#### PASSAGE PROVIDED
┌──
There’s been a lot of groaning among non-Conservative voters since May 2 about how a marked minority in the popular vote nationwide, namely 39.63%, has given the Harper Conservatives their first majority. For that, we once again have the first-past-the-post system to thank as well as the fact that Canada has not had a U.S.-style two-party system for nearly a century. Until we adapt the voting system to reflect what has been Canada’s political reality for a very long time, fake majorities will continue to be a fact of life, not to say a source of great disatisfaction among non-partisans of the victor.

It saddens me, however, that it took the decimation of two parties and the rise of the current Conservative brand to elicit so much more interest in considering an overhaul of the way we go to the polls. I can actually understand why staunch Conservatives are accusing of hypocrisy those of us who are now raising our voices in favour of a form of proportional representation. I have been a proponent of this approach since the days when the Liberals were in seemingly perpetual cycle of “fake” majorities, and my position wasn’t the result of being a Dipper and seeing the NDP scoring far fewer seats than what would be expected based on the popular vote. No, for me, it has always been about lack of fairness and a distaste for Orwellian doublespeak that leads to calling something “a majority” when it is anything but.

From 1957 to 2011, there have been 19 federal elections that yielded:

  • 4 [Progressive] Conservative majorities (1958, 1984, 1988, 2011)
  • 5 [Progressive] Conservative minorities (1957, 1962, 1979, 2006, 2008)
  • 6 Liberal majorities (1968, 1974, 1980, 1993, 1997, 2000)
  • 4 Liberal minorities (1963, 1965, 1972, 2004)

Of the 10 majorities in that period, only 2 were real: Diefenbaker’s in 1958, with 53.66% of the popular vote, and Mulroney’s in 1984, with 50.03% of the popular vote. But even those were warped by the first-past-the-post system:

  • Diefenbaker’s was over-represented by 24.9%
  • Mulroney’s by 24.8%.

The biggest first-past-the-post screw-up was Joe Clark’s 1979 Progressive Conservative minority: not only were the PCs over-representated in the House by 12.3%, but they also loss the popular vote by 4.2% against the Liberals!

But for those of you who just woke up to the unfairness of “fake” majorities, be sure to digest these figures before going on the warpath. Jean Chrétien’s Liberal majorities were:

  • 1993: 41.41% popular vote; 18.6% over-representation
  • 1997: 38.46% popular vote; 13.0% over-representation
  • 2000: 40.85% popular vote; 16.3% over-representation

Stephen Harper’s 2011 Conservative majority, with 39.63% of popular vote (i.e., more than Chrétien’s in 1997), is 14.3% over-represented in the House.

So you can see how easy it is to be accused of hypocrisy by gleeful Conservatives: Just because you may have only recently figured out that the first-past-the-post system is not serving us well, that has been the case in this country for nearly a century.

Are We Really That Ahistorical?

Jack Layton in CommonsEverybody except the elected members of the NDP seem to have concluded that the NDP reaching Official Opposition status within a majority parliament means that it has less power in the House of Commons than it did as the 3rd opposition party holding the balance of power within a minority government. Even the much-respected Chantal Hébert restated this affirmation in one of her Toronto Star columns this week.
└──
#### Bounding box prediction data
┌──
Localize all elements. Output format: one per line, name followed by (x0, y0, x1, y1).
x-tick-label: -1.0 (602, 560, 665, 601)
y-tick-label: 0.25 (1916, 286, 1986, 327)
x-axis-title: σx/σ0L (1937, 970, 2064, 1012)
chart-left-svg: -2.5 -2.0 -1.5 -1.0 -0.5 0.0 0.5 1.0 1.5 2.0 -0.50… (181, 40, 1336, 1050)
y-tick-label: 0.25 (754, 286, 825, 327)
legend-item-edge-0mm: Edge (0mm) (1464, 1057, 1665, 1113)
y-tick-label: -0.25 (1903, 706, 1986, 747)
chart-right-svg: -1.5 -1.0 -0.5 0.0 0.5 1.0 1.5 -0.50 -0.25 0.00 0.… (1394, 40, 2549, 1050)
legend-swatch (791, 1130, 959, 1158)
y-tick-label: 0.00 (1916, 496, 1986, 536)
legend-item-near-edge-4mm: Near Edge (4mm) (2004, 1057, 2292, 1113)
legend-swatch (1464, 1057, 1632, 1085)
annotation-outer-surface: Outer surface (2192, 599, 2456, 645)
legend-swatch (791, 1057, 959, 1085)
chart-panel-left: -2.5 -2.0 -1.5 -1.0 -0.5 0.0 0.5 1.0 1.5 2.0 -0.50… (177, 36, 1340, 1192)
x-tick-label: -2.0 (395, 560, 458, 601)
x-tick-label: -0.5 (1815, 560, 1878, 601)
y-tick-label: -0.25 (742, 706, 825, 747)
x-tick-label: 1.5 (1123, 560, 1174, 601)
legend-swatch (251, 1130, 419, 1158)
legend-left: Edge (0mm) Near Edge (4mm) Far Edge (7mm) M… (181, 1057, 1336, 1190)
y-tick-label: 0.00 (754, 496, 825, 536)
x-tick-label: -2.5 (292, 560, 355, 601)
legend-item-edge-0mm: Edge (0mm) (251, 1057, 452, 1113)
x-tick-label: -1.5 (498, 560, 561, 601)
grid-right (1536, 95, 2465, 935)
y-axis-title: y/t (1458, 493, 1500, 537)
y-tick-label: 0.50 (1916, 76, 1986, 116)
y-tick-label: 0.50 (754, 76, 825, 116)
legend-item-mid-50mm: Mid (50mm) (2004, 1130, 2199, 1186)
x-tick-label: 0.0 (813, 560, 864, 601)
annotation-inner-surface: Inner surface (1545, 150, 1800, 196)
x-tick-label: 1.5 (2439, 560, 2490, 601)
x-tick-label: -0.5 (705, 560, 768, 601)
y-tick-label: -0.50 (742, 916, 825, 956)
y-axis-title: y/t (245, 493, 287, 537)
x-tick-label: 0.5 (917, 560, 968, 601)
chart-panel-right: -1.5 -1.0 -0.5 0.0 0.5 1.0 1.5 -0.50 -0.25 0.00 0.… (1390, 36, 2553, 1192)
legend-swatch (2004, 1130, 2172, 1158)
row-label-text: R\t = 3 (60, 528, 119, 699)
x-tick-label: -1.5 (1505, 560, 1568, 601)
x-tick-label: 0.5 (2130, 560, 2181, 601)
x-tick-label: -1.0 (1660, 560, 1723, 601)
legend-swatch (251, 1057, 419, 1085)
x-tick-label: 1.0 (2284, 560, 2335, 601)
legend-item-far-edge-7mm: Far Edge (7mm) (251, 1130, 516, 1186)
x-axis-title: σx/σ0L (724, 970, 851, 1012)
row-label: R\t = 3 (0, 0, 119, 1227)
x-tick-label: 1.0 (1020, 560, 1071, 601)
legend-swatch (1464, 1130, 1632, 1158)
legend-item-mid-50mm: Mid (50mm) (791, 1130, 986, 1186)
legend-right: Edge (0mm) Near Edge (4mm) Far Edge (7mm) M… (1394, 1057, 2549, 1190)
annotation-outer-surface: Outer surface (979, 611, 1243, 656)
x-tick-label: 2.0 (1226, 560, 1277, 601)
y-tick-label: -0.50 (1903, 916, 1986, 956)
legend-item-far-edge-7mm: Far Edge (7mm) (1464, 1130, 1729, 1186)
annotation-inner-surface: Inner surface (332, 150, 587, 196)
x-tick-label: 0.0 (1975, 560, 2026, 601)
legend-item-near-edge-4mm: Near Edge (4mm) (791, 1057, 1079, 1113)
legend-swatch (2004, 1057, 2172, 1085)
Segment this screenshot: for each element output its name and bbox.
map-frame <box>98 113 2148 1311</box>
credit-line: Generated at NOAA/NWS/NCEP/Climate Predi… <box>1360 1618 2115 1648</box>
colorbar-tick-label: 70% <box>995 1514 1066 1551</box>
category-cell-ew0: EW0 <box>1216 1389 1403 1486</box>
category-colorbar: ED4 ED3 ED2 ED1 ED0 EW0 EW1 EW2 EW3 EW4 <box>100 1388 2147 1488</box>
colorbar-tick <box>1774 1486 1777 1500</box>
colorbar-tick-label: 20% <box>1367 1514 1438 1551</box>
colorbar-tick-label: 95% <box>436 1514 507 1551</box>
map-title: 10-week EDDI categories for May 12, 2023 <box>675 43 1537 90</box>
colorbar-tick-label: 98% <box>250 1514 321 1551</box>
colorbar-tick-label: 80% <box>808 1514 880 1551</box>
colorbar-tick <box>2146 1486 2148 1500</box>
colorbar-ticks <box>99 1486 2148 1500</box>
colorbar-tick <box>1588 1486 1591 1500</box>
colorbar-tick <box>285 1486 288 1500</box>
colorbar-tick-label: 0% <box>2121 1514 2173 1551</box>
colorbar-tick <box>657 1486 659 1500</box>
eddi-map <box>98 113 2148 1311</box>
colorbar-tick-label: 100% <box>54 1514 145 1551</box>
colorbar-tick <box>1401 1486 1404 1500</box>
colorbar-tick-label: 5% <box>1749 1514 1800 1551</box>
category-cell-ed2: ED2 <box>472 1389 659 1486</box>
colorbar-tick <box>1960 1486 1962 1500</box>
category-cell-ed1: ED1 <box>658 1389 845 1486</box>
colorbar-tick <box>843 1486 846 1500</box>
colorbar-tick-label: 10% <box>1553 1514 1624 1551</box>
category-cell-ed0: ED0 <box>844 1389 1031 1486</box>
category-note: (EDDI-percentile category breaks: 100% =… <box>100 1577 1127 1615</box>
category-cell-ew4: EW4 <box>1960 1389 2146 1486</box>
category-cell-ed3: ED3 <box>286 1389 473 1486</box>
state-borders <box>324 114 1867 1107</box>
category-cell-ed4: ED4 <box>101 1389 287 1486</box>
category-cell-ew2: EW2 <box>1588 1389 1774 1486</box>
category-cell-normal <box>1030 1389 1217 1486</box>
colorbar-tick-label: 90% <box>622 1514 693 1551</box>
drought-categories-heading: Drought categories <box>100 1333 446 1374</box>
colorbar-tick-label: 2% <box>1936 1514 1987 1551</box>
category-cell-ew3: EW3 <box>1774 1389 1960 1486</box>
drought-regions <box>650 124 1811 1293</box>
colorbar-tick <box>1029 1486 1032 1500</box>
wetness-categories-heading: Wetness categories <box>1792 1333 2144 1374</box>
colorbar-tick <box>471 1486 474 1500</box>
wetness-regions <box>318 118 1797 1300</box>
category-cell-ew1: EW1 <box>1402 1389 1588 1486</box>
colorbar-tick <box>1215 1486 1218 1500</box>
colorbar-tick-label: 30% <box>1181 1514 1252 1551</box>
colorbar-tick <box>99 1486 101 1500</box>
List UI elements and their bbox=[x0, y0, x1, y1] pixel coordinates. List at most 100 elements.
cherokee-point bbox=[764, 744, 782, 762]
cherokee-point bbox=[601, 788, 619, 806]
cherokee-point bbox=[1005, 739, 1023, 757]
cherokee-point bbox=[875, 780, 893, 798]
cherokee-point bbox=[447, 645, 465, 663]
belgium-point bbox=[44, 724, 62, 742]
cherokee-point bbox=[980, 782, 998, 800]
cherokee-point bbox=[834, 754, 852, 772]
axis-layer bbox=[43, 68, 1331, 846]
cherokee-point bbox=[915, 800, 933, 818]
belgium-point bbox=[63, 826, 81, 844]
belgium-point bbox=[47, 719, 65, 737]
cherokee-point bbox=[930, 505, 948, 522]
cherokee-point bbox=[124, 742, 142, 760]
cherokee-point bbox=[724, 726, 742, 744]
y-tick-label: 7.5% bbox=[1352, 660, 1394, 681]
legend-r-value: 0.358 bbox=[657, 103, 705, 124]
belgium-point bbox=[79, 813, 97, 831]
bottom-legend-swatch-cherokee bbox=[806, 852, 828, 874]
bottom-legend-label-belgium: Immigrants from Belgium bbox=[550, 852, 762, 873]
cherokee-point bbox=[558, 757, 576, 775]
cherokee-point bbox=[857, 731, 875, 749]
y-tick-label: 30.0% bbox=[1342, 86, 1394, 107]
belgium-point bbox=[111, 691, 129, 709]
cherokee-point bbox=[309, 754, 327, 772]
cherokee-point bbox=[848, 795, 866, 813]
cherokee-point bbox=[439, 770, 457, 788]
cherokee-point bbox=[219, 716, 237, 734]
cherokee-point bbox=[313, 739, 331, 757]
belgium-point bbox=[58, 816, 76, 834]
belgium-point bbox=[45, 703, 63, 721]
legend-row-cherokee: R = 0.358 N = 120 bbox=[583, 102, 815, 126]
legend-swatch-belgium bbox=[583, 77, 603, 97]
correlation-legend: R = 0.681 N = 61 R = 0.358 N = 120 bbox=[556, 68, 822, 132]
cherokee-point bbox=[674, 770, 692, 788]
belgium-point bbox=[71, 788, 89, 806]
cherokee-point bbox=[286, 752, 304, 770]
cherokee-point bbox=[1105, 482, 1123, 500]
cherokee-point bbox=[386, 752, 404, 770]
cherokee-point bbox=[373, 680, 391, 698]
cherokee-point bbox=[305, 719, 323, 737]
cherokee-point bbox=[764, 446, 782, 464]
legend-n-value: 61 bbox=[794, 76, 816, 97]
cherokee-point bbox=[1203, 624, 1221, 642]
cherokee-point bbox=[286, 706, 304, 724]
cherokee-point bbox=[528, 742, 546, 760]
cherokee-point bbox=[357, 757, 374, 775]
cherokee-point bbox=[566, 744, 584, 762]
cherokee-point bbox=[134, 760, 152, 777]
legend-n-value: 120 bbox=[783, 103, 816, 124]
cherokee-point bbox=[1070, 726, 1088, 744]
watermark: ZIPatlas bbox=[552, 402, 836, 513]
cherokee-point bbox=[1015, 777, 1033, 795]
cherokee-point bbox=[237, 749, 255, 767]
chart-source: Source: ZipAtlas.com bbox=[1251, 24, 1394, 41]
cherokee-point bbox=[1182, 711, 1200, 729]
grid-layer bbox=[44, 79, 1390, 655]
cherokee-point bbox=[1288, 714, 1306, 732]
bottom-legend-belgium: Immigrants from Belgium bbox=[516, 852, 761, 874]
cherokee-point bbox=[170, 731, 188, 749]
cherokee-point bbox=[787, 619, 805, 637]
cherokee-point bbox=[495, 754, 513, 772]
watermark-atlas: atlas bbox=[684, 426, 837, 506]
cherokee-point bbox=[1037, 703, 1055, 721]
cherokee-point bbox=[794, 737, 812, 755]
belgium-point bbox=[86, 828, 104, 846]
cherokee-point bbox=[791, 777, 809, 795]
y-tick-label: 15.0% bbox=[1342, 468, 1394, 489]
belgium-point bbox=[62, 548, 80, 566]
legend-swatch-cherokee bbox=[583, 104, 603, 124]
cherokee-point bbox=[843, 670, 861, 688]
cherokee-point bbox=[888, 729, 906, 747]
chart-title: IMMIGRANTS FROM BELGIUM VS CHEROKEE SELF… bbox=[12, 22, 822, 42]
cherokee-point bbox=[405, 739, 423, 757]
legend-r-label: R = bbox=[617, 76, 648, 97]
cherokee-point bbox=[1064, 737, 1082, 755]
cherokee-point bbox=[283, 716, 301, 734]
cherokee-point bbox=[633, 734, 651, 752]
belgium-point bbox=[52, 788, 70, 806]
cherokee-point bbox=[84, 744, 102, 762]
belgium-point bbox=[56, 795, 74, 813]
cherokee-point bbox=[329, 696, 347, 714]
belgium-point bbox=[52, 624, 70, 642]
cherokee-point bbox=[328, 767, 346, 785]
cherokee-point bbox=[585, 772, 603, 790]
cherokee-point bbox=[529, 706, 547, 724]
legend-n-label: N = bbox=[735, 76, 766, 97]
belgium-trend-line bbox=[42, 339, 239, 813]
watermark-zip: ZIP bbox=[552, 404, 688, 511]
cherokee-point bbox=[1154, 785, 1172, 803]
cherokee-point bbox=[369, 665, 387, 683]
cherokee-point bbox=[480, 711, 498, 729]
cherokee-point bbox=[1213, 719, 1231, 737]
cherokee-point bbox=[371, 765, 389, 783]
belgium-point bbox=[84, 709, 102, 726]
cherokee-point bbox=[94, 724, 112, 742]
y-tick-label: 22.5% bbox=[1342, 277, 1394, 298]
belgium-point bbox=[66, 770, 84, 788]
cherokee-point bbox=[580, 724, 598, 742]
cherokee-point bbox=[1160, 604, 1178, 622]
└──
#### WHAT YOU HAVE TO DO
Resume the essay on first-past-the-post majorities in Canadian federal elections, picking up right after its final sentence. The records have no connection to the essay on Canadian election results.

#### RESPONSE TO THIS TASK
As usual, Hébert brings up more valid points than most other pundits as to why this will be the case. For instance, she points to the facts that many of the MPs now in the Commons have operated within the strident environment of the last three minority governments, and that the opposition in the now Conservative-dominated Senate is in fact Liberal, not NDP. But unlike other pundits, she does not put much emphasis (thankfully!) on the relative youth and inexperience of the NDP caucus, which is an argument that’s already getting old.

As a keen observer of the political arena throughout my adult life, I don’t dismiss outright such assertions. However, I also remember other majority governments that were not exactly cake walks for the governing party. For instance, in 1984, Brian Mulroney’s Progressive Conservatives secured the largest parliamentary majority in Canadian history, reducing the opposition ranks to only 71 seats: 40 Liberals, 30 NDP, and 1 independent. But from that little core of 40 Liberals emerged what became known as the “Rat Pack” — Official Opposition members who managed extremely well at becoming a thorn in the side of the governing PCs by finding and exposing one PC scandal or faux pas after the other and raising a lot of dust not just in Parliament, but in the mind of the Canadian public. For its part, the prominence of the then 3rd-place NDP rose to the point that not only did Ed Broadbent become the most popular federal party leader but also that party recorded its best result ever (until 2011) in the election that followed in 1988, raising its seat count to 43.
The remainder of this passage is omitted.